(Stored entries)
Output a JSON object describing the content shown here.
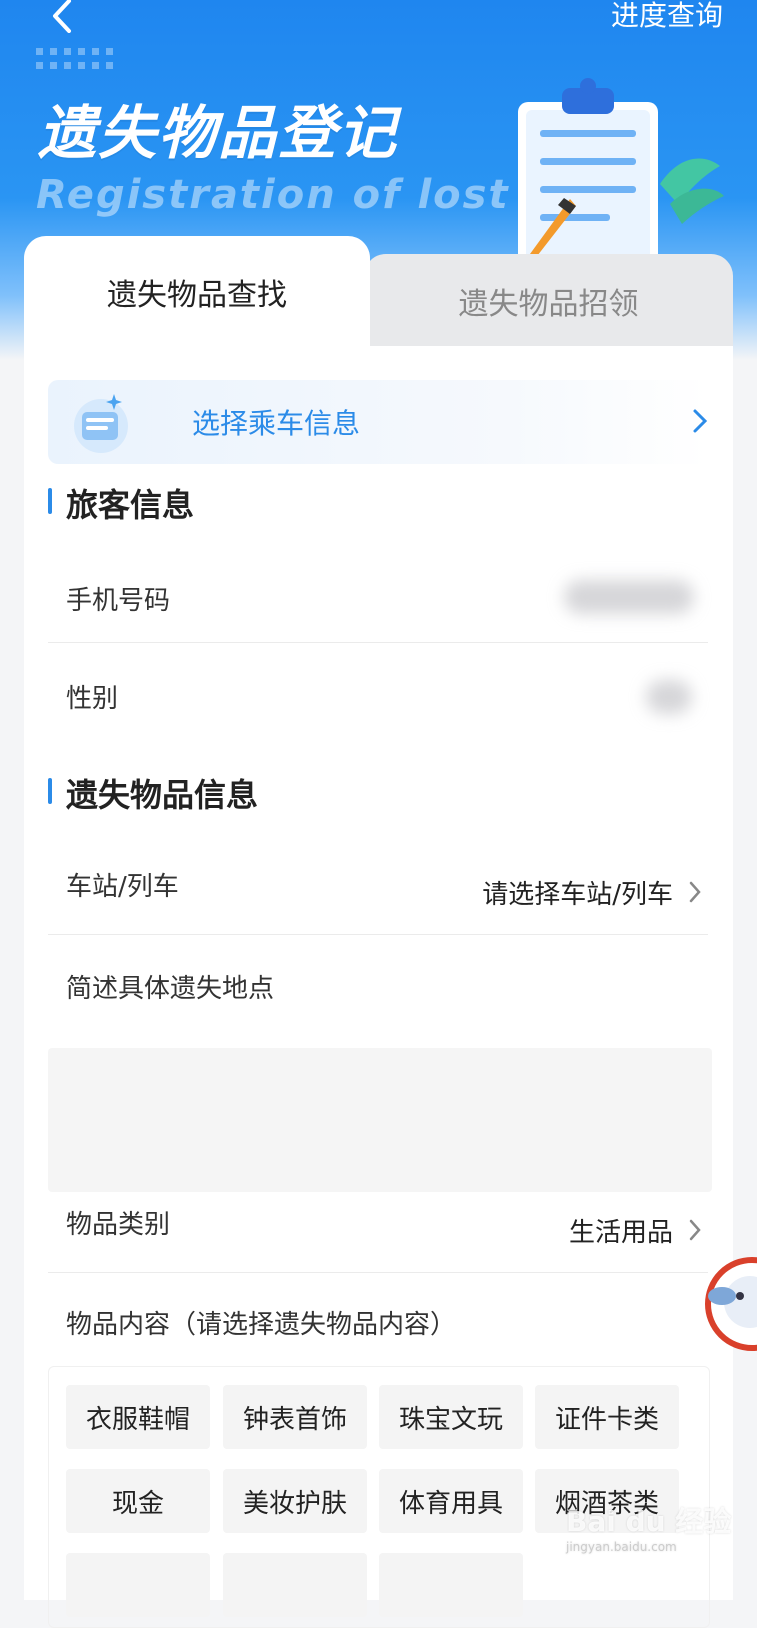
{
  "header": {
    "progress_label": "进度查询",
    "title": "遗失物品登记",
    "subtitle": "Registration of lost"
  },
  "tabs": [
    {
      "label": "遗失物品查找",
      "active": true
    },
    {
      "label": "遗失物品招领",
      "active": false
    }
  ],
  "trip": {
    "label": "选择乘车信息"
  },
  "passenger": {
    "section_title": "旅客信息",
    "phone_label": "手机号码",
    "gender_label": "性别"
  },
  "lost_item": {
    "section_title": "遗失物品信息",
    "station_label": "车站/列车",
    "station_value": "请选择车站/列车",
    "location_label": "简述具体遗失地点",
    "location_value": "",
    "category_label": "物品类别",
    "category_value": "生活用品",
    "content_label": "物品内容（请选择遗失物品内容）",
    "content_options": [
      "衣服鞋帽",
      "钟表首饰",
      "珠宝文玩",
      "证件卡类",
      "现金",
      "美妆护肤",
      "体育用具",
      "烟酒茶类"
    ]
  },
  "watermark": {
    "text": "Bai du 经验",
    "sub": "jingyan.baidu.com"
  },
  "colors": {
    "accent": "#2b8be8",
    "hero": "#1f86ef"
  }
}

▶ EXERCISE DESCRIPTION
Print out the lines exactly, skipping any picture.

▶ OUTPUT BELOW
Output a JSON object describing the content shown here.
{
  "header": {
    "progress_label": "进度查询",
    "title": "遗失物品登记",
    "subtitle": "Registration of lost"
  },
  "tabs": [
    {
      "label": "遗失物品查找",
      "active": true
    },
    {
      "label": "遗失物品招领",
      "active": false
    }
  ],
  "trip": {
    "label": "选择乘车信息"
  },
  "passenger": {
    "section_title": "旅客信息",
    "phone_label": "手机号码",
    "gender_label": "性别"
  },
  "lost_item": {
    "section_title": "遗失物品信息",
    "station_label": "车站/列车",
    "station_value": "请选择车站/列车",
    "location_label": "简述具体遗失地点",
    "location_value": "",
    "category_label": "物品类别",
    "category_value": "生活用品",
    "content_label": "物品内容（请选择遗失物品内容）",
    "content_options": [
      "衣服鞋帽",
      "钟表首饰",
      "珠宝文玩",
      "证件卡类",
      "现金",
      "美妆护肤",
      "体育用具",
      "烟酒茶类"
    ]
  },
  "watermark": {
    "text": "Bai du 经验",
    "sub": "jingyan.baidu.com"
  },
  "colors": {
    "accent": "#2b8be8",
    "hero": "#1f86ef"
  }
}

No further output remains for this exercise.